* _Your goal_
Can you reproduce the rows below word for word, omitting the pictures?

* _Dataset excerpts_
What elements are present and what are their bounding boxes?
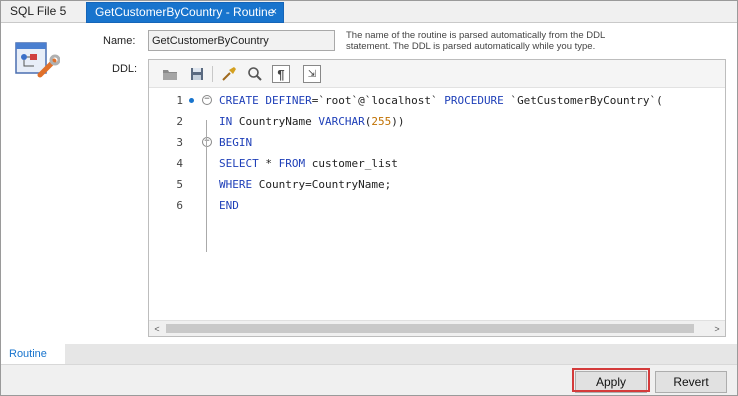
open-folder-icon[interactable]: [161, 65, 179, 83]
code-token: *: [258, 157, 279, 170]
name-hint: The name of the routine is parsed automa…: [346, 30, 605, 52]
word-wrap-icon[interactable]: ⇲: [303, 65, 321, 83]
tab-label: SQL File 5: [10, 4, 67, 18]
code-token: `: [503, 94, 518, 107]
code-text: IN CountryName VARCHAR(255)): [219, 111, 404, 132]
code-line[interactable]: 2 IN CountryName VARCHAR(255)): [149, 111, 725, 132]
tab-routine-bottom[interactable]: Routine: [1, 344, 65, 364]
code-token: VARCHAR: [318, 115, 365, 128]
code-token: )): [391, 115, 405, 128]
bottom-tab-strip: Routine: [1, 344, 737, 364]
line-number: 1: [176, 94, 183, 107]
routine-icon: [14, 39, 61, 81]
tab-bar: SQL File 5 GetCustomerByCountry - Routin…: [1, 1, 737, 23]
fold-toggle-icon[interactable]: −: [202, 95, 212, 105]
line-number: 2: [176, 115, 183, 128]
code-token: `: [430, 94, 445, 107]
code-text: SELECT * FROM customer_list: [219, 153, 398, 174]
code-token: root: [324, 94, 352, 107]
code-line[interactable]: 6 END: [149, 195, 725, 216]
code-token: GetCustomerByCountry: [517, 94, 650, 107]
code-text: WHERE Country=CountryName;: [219, 174, 391, 195]
tab-sql-file[interactable]: SQL File 5: [2, 2, 84, 23]
line-number: 6: [176, 199, 183, 212]
scrollbar-thumb[interactable]: [166, 324, 694, 333]
fold-toggle-icon[interactable]: −: [202, 137, 212, 147]
code-token: CREATE DEFINER: [219, 94, 312, 107]
code-token: `(: [649, 94, 663, 107]
save-icon[interactable]: [188, 65, 206, 83]
scroll-left-icon[interactable]: <: [149, 321, 165, 337]
code-token: WHERE: [219, 178, 253, 191]
line-number: 5: [176, 178, 183, 191]
tab-label: GetCustomerByCountry - Routine: [95, 5, 275, 19]
code-token: PROCEDURE: [444, 94, 504, 107]
code-line[interactable]: 5 WHERE Country=CountryName;: [149, 174, 725, 195]
code-token: IN: [219, 115, 233, 128]
code-token: 255: [371, 115, 392, 128]
scroll-right-icon[interactable]: >: [709, 321, 725, 337]
close-icon[interactable]: ×: [271, 3, 277, 22]
fold-guide: [206, 166, 207, 252]
code-token: `@`: [351, 94, 372, 107]
code-token: BEGIN: [219, 136, 253, 149]
ddl-editor[interactable]: ¶ ⇲ 1− CREATE DEFINER=`root`@`localhost` …: [148, 59, 726, 337]
tab-routine[interactable]: GetCustomerByCountry - Routine ×: [86, 2, 284, 23]
code-token: localhost: [371, 94, 431, 107]
horizontal-scrollbar[interactable]: < >: [149, 320, 725, 336]
revert-button[interactable]: Revert: [655, 371, 727, 393]
find-icon[interactable]: [246, 65, 264, 83]
code-token: CountryName: [232, 115, 319, 128]
name-field[interactable]: [148, 30, 335, 51]
code-text: CREATE DEFINER=`root`@`localhost` PROCED…: [219, 90, 663, 111]
editor-toolbar: ¶ ⇲: [149, 60, 725, 88]
code-text: BEGIN: [219, 132, 252, 153]
ddl-label: DDL:: [112, 63, 138, 75]
code-token: FROM: [278, 157, 306, 170]
code-line[interactable]: 4 SELECT * FROM customer_list: [149, 153, 725, 174]
name-label: Name:: [103, 35, 136, 47]
apply-highlight: [572, 368, 650, 392]
line-number: 4: [176, 157, 183, 170]
code-token: =`: [311, 94, 325, 107]
invisible-chars-icon[interactable]: ¶: [272, 65, 290, 83]
line-number: 3: [176, 136, 183, 149]
code-token: customer_list: [305, 157, 398, 170]
code-line[interactable]: 1− CREATE DEFINER=`root`@`localhost` PROC…: [149, 90, 725, 111]
routine-editor-window: SQL File 5 GetCustomerByCountry - Routin…: [0, 0, 738, 396]
code-text: END: [219, 195, 239, 216]
breakpoint-marker-icon[interactable]: [189, 98, 194, 103]
code-token: SELECT: [219, 157, 259, 170]
beautify-icon[interactable]: [220, 65, 238, 83]
code-line[interactable]: 3 −BEGIN: [149, 132, 725, 153]
code-token: END: [219, 199, 239, 212]
code-token: Country=CountryName;: [252, 178, 392, 191]
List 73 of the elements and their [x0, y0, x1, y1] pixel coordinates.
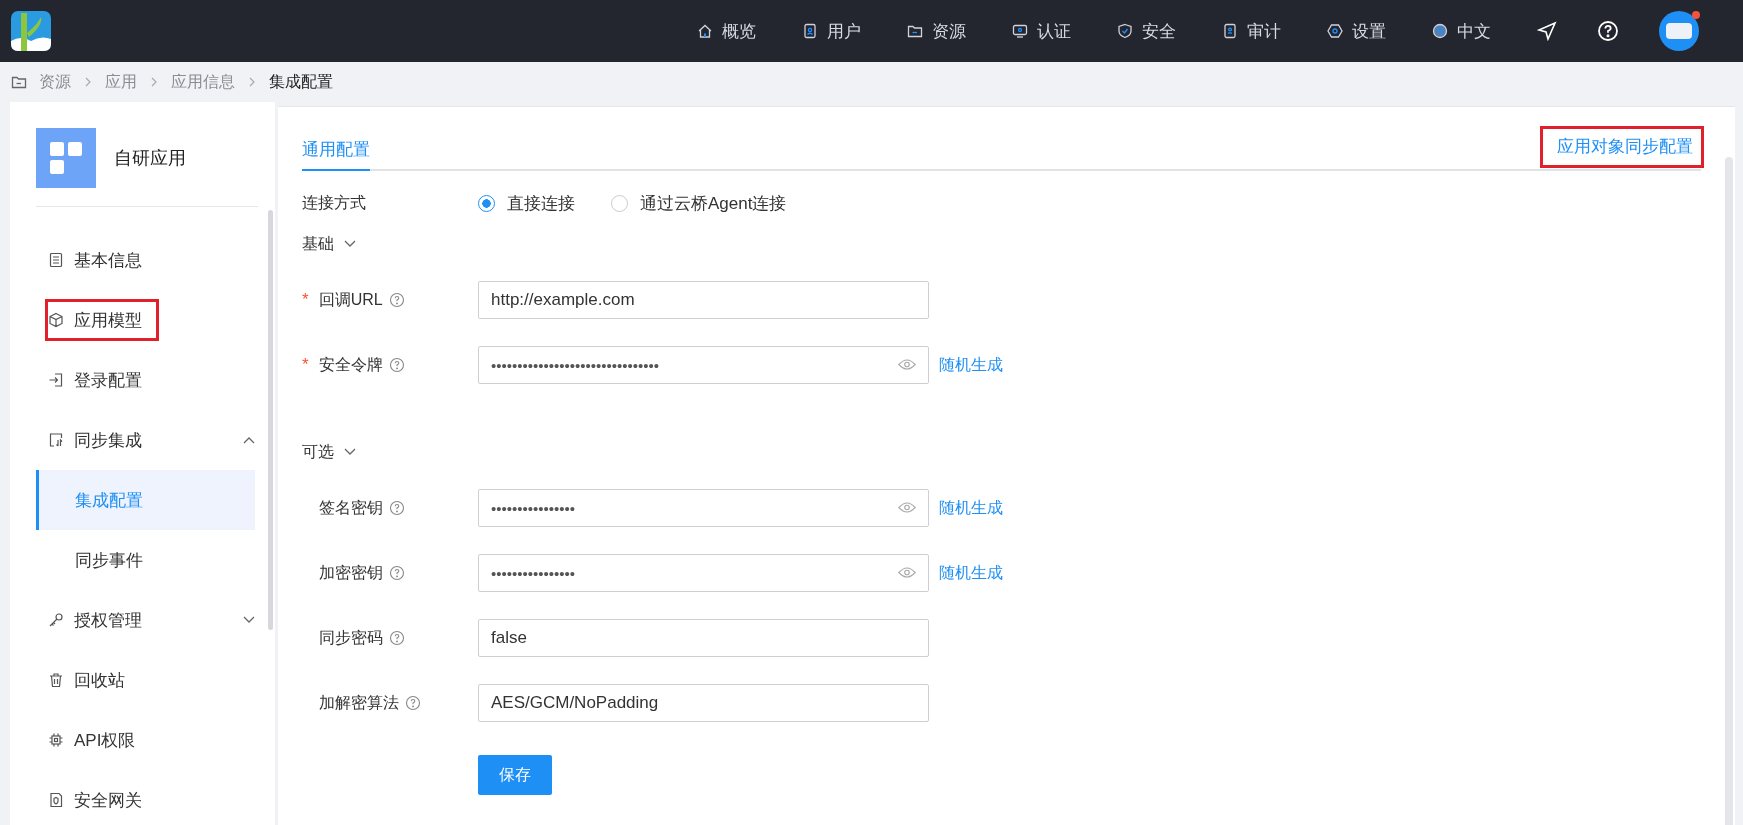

* _Response_
What elements are present and what are their bounding boxes?
open-folder-icon[interactable]: [161, 65, 179, 83]
code-token: *: [258, 157, 279, 170]
name-hint: The name of the routine is parsed automa…: [346, 30, 605, 52]
word-wrap-icon[interactable]: ⇲: [303, 65, 321, 83]
tab-label: SQL File 5: [10, 4, 67, 18]
code-token: `: [503, 94, 518, 107]
code-text: IN CountryName VARCHAR(255)): [219, 111, 404, 132]
code-line[interactable]: 2 IN CountryName VARCHAR(255)): [149, 111, 725, 132]
tab-routine-bottom[interactable]: Routine: [1, 344, 65, 364]
code-token: VARCHAR: [318, 115, 365, 128]
code-token: )): [391, 115, 405, 128]
bottom-tab-strip: Routine: [1, 344, 737, 364]
line-number: 1: [176, 94, 183, 107]
routine-icon: [14, 39, 61, 81]
tab-bar: SQL File 5 GetCustomerByCountry - Routin…: [1, 1, 737, 23]
fold-toggle-icon[interactable]: −: [202, 95, 212, 105]
line-number: 2: [176, 115, 183, 128]
code-token: `: [430, 94, 445, 107]
code-text: SELECT * FROM customer_list: [219, 153, 398, 174]
code-token: root: [324, 94, 352, 107]
code-line[interactable]: 6 END: [149, 195, 725, 216]
code-token: GetCustomerByCountry: [517, 94, 650, 107]
code-text: WHERE Country=CountryName;: [219, 174, 391, 195]
tab-sql-file[interactable]: SQL File 5: [2, 2, 84, 23]
line-number: 6: [176, 199, 183, 212]
scrollbar-thumb[interactable]: [166, 324, 694, 333]
fold-toggle-icon[interactable]: −: [202, 137, 212, 147]
code-token: CREATE DEFINER: [219, 94, 312, 107]
code-token: `(: [649, 94, 663, 107]
save-icon[interactable]: [188, 65, 206, 83]
scroll-left-icon[interactable]: <: [149, 321, 165, 337]
code-token: WHERE: [219, 178, 253, 191]
line-number: 5: [176, 178, 183, 191]
tab-label: GetCustomerByCountry - Routine: [95, 5, 275, 19]
code-token: PROCEDURE: [444, 94, 504, 107]
code-line[interactable]: 5 WHERE Country=CountryName;: [149, 174, 725, 195]
code-token: IN: [219, 115, 233, 128]
code-token: 255: [371, 115, 392, 128]
scroll-right-icon[interactable]: >: [709, 321, 725, 337]
close-icon[interactable]: ×: [271, 3, 277, 22]
fold-guide: [206, 166, 207, 252]
code-token: `@`: [351, 94, 372, 107]
code-token: BEGIN: [219, 136, 253, 149]
ddl-editor[interactable]: ¶ ⇲ 1− CREATE DEFINER=`root`@`localhost` …: [148, 59, 726, 337]
tab-routine[interactable]: GetCustomerByCountry - Routine ×: [86, 2, 284, 23]
code-token: localhost: [371, 94, 431, 107]
horizontal-scrollbar[interactable]: < >: [149, 320, 725, 336]
revert-button[interactable]: Revert: [655, 371, 727, 393]
find-icon[interactable]: [246, 65, 264, 83]
code-token: CountryName: [232, 115, 319, 128]
name-field[interactable]: [148, 30, 335, 51]
code-text: CREATE DEFINER=`root`@`localhost` PROCED…: [219, 90, 663, 111]
editor-toolbar: ¶ ⇲: [149, 60, 725, 88]
code-text: BEGIN: [219, 132, 252, 153]
ddl-label: DDL:: [112, 63, 138, 75]
code-token: FROM: [278, 157, 306, 170]
code-line[interactable]: 4 SELECT * FROM customer_list: [149, 153, 725, 174]
name-label: Name:: [103, 35, 136, 47]
apply-highlight: [572, 368, 650, 392]
line-number: 4: [176, 157, 183, 170]
code-token: =`: [311, 94, 325, 107]
invisible-chars-icon[interactable]: ¶: [272, 65, 290, 83]
line-number: 3: [176, 136, 183, 149]
code-token: customer_list: [305, 157, 398, 170]
code-line[interactable]: 1− CREATE DEFINER=`root`@`localhost` PROC…: [149, 90, 725, 111]
routine-editor-window: SQL File 5 GetCustomerByCountry - Routin…: [0, 0, 738, 396]
code-text: END: [219, 195, 239, 216]
breakpoint-marker-icon[interactable]: [189, 98, 194, 103]
code-token: SELECT: [219, 157, 259, 170]
beautify-icon[interactable]: [220, 65, 238, 83]
code-line[interactable]: 3 −BEGIN: [149, 132, 725, 153]
code-token: END: [219, 199, 239, 212]
code-token: Country=CountryName;: [252, 178, 392, 191]
List 73 of the elements and their [x0, y0, x1, y1] pixel coordinates.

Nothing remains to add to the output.